(Data listing)

+ + + + +

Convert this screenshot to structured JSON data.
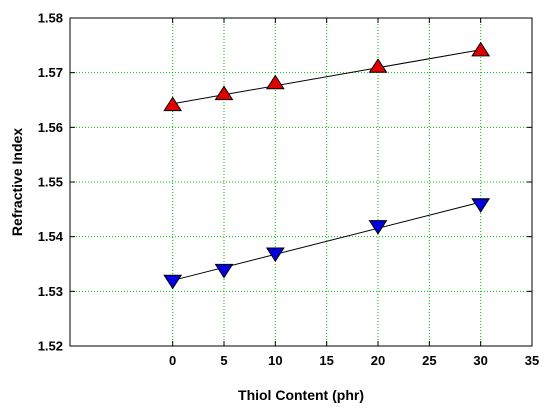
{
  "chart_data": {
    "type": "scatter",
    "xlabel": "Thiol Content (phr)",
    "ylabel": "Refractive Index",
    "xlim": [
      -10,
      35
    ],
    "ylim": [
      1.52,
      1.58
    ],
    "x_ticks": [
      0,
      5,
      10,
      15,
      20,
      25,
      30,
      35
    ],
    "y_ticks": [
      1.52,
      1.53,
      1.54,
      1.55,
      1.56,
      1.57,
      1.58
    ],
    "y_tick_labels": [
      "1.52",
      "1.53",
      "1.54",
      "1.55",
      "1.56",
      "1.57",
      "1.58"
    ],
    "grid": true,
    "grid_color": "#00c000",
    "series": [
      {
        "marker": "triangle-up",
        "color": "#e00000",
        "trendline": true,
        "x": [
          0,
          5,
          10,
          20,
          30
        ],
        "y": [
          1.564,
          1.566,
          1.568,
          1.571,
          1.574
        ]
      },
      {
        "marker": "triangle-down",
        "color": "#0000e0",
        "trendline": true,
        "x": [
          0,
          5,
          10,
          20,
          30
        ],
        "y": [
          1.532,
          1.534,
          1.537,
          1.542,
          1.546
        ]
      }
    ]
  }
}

+ + + + +

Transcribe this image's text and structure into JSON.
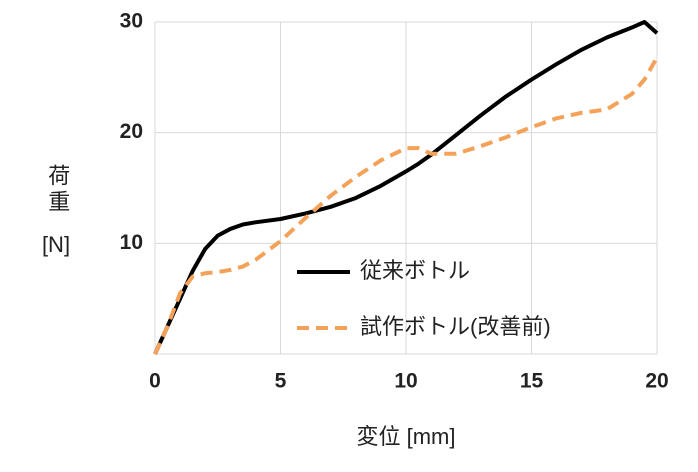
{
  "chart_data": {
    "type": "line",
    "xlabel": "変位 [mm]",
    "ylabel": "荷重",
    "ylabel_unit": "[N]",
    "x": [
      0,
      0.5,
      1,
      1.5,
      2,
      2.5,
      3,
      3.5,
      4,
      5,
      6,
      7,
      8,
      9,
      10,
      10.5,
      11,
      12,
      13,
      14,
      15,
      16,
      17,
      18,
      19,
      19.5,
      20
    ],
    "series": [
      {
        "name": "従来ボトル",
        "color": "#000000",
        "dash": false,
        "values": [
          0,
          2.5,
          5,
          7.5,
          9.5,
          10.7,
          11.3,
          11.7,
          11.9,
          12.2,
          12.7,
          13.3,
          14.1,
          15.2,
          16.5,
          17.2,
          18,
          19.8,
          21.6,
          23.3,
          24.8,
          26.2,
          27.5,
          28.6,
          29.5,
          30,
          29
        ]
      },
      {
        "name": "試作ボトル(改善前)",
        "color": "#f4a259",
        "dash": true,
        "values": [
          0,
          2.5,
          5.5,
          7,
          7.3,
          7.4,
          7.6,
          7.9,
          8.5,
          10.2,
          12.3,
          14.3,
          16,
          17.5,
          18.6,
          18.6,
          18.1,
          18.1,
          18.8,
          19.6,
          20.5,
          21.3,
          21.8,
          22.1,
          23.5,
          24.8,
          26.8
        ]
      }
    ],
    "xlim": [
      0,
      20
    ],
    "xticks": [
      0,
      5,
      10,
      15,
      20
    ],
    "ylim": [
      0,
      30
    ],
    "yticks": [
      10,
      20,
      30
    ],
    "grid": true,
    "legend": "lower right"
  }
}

+ + + + +

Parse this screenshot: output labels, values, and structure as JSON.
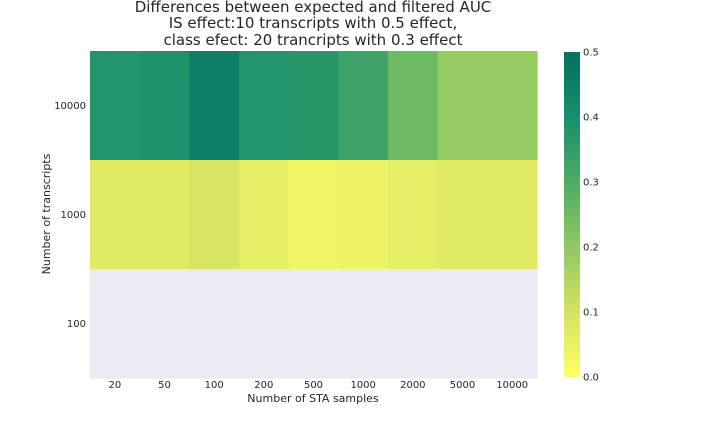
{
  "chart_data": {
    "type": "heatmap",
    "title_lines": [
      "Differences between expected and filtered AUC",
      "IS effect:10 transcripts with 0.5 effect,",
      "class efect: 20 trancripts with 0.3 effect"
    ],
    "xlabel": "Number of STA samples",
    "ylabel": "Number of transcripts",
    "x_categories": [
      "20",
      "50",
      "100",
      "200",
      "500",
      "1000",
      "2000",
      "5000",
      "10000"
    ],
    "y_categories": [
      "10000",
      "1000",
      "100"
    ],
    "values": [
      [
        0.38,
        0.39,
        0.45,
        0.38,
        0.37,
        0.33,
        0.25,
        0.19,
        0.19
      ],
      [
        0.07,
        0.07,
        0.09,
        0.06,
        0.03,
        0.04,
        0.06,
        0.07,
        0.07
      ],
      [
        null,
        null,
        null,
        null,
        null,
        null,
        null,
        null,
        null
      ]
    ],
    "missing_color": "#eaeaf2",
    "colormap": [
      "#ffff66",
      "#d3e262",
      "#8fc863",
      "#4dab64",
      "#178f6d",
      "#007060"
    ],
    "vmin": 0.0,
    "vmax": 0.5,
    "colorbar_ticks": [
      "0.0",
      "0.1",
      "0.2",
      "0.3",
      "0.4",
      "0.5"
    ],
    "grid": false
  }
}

+ + + + +

In the entries above, find every line with the word "Number" and list it.

▶ ANSWER IN FULL
    "xlabel": "Number of STA samples",
    "ylabel": "Number of transcripts",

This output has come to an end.